--- Data ---
┄┄┄┄┄┄
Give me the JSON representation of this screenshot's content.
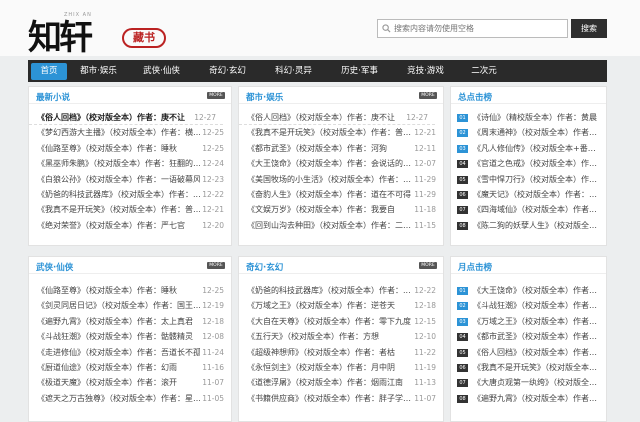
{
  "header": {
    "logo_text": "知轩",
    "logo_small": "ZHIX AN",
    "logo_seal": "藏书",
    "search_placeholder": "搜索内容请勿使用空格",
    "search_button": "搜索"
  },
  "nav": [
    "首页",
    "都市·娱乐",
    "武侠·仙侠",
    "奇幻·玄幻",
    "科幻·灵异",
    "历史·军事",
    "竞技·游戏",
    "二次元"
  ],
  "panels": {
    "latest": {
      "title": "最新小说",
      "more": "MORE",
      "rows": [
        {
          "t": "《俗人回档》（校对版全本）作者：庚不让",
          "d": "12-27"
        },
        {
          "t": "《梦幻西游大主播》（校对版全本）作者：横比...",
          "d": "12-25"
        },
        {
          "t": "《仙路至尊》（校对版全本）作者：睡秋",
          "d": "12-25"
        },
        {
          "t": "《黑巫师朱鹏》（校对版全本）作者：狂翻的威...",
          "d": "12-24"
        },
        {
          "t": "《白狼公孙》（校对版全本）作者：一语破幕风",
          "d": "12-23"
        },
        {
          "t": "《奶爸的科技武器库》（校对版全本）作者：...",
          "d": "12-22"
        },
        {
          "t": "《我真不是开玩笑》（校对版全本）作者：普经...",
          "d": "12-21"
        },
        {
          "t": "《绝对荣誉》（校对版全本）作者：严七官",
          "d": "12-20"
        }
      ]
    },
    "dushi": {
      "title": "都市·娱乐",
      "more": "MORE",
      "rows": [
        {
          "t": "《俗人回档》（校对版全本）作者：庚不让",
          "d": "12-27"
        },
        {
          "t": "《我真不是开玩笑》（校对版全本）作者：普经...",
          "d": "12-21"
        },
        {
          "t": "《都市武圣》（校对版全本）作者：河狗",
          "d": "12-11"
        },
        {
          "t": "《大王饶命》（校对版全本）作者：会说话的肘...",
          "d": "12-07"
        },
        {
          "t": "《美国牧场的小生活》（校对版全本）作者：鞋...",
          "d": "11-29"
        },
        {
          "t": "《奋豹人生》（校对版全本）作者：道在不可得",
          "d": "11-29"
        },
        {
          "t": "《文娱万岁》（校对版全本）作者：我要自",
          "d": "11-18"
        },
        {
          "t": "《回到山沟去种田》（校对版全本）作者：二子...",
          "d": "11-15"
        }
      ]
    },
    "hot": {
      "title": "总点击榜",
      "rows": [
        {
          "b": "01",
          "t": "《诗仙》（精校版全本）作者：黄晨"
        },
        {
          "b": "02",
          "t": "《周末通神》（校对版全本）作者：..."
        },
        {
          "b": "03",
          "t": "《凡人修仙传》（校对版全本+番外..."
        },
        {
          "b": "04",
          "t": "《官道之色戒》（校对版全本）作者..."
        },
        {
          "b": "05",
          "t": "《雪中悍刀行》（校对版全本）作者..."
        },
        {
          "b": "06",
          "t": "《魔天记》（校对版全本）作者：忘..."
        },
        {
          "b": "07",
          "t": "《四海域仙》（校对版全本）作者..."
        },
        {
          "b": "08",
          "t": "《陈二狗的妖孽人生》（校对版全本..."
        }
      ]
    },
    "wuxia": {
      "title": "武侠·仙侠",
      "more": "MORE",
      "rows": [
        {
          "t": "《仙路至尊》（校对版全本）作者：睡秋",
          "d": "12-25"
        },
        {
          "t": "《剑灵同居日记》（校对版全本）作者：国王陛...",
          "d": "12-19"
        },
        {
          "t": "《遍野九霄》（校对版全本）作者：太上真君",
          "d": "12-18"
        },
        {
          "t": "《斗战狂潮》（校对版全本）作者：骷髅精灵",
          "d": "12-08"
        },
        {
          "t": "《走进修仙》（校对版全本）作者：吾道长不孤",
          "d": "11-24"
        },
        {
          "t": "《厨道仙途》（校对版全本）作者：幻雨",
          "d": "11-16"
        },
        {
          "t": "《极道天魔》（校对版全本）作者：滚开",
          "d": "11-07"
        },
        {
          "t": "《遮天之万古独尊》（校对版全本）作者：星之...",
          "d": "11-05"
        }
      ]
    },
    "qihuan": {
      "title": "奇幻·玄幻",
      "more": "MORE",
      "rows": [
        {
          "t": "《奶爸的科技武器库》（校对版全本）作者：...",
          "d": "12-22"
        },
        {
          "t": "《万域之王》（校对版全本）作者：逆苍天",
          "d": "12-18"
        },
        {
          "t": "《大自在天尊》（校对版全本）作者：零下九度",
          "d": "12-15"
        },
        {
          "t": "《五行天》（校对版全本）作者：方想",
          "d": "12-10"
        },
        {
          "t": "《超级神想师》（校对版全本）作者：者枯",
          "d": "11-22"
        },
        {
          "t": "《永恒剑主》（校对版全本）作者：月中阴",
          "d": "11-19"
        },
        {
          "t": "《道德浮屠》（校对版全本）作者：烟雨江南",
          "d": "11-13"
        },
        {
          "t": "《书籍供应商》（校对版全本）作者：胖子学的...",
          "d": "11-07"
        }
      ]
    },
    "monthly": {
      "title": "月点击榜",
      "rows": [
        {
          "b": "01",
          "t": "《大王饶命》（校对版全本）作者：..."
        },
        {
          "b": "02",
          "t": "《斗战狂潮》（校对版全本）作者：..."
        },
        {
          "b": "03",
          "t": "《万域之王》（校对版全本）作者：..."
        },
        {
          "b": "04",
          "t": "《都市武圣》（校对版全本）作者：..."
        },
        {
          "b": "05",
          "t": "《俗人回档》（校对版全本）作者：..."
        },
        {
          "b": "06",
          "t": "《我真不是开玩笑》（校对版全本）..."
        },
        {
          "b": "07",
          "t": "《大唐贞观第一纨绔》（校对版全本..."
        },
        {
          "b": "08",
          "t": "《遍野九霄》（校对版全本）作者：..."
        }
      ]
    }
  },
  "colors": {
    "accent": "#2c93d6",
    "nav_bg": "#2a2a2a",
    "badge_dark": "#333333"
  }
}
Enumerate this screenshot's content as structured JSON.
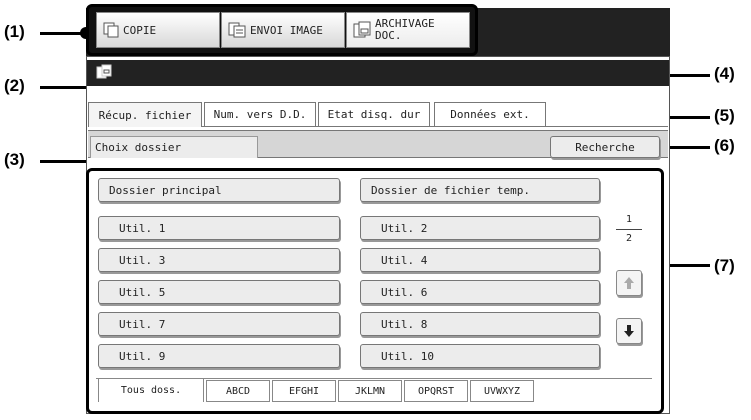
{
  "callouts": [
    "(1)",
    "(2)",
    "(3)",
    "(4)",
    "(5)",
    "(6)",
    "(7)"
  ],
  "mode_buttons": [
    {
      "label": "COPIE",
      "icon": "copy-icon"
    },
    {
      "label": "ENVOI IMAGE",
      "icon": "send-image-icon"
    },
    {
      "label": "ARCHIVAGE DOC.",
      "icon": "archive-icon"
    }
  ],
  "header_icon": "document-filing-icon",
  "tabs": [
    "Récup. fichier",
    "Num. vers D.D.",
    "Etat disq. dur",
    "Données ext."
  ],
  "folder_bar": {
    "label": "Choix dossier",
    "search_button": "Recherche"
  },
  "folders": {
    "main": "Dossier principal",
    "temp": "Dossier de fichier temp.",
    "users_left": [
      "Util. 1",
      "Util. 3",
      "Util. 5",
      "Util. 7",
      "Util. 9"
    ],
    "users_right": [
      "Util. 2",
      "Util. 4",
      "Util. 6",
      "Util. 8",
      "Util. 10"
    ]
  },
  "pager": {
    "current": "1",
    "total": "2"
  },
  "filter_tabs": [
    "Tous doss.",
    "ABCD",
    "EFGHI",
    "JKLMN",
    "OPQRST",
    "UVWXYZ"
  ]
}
┄┄┄┄┄┄
--- Exercise requirements ---
Print again, word for word, every line from the line with "Enumerate this screenshot's" to the final line of the records, inclusive; skip the pictures.

--- Task solution ---
Enumerate this screenshot's content as structured JSON.
{
  "callouts": [
    "(1)",
    "(2)",
    "(3)",
    "(4)",
    "(5)",
    "(6)",
    "(7)"
  ],
  "mode_buttons": [
    {
      "label": "COPIE",
      "icon": "copy-icon"
    },
    {
      "label": "ENVOI IMAGE",
      "icon": "send-image-icon"
    },
    {
      "label": "ARCHIVAGE DOC.",
      "icon": "archive-icon"
    }
  ],
  "header_icon": "document-filing-icon",
  "tabs": [
    "Récup. fichier",
    "Num. vers D.D.",
    "Etat disq. dur",
    "Données ext."
  ],
  "folder_bar": {
    "label": "Choix dossier",
    "search_button": "Recherche"
  },
  "folders": {
    "main": "Dossier principal",
    "temp": "Dossier de fichier temp.",
    "users_left": [
      "Util. 1",
      "Util. 3",
      "Util. 5",
      "Util. 7",
      "Util. 9"
    ],
    "users_right": [
      "Util. 2",
      "Util. 4",
      "Util. 6",
      "Util. 8",
      "Util. 10"
    ]
  },
  "pager": {
    "current": "1",
    "total": "2"
  },
  "filter_tabs": [
    "Tous doss.",
    "ABCD",
    "EFGHI",
    "JKLMN",
    "OPQRST",
    "UVWXYZ"
  ]
}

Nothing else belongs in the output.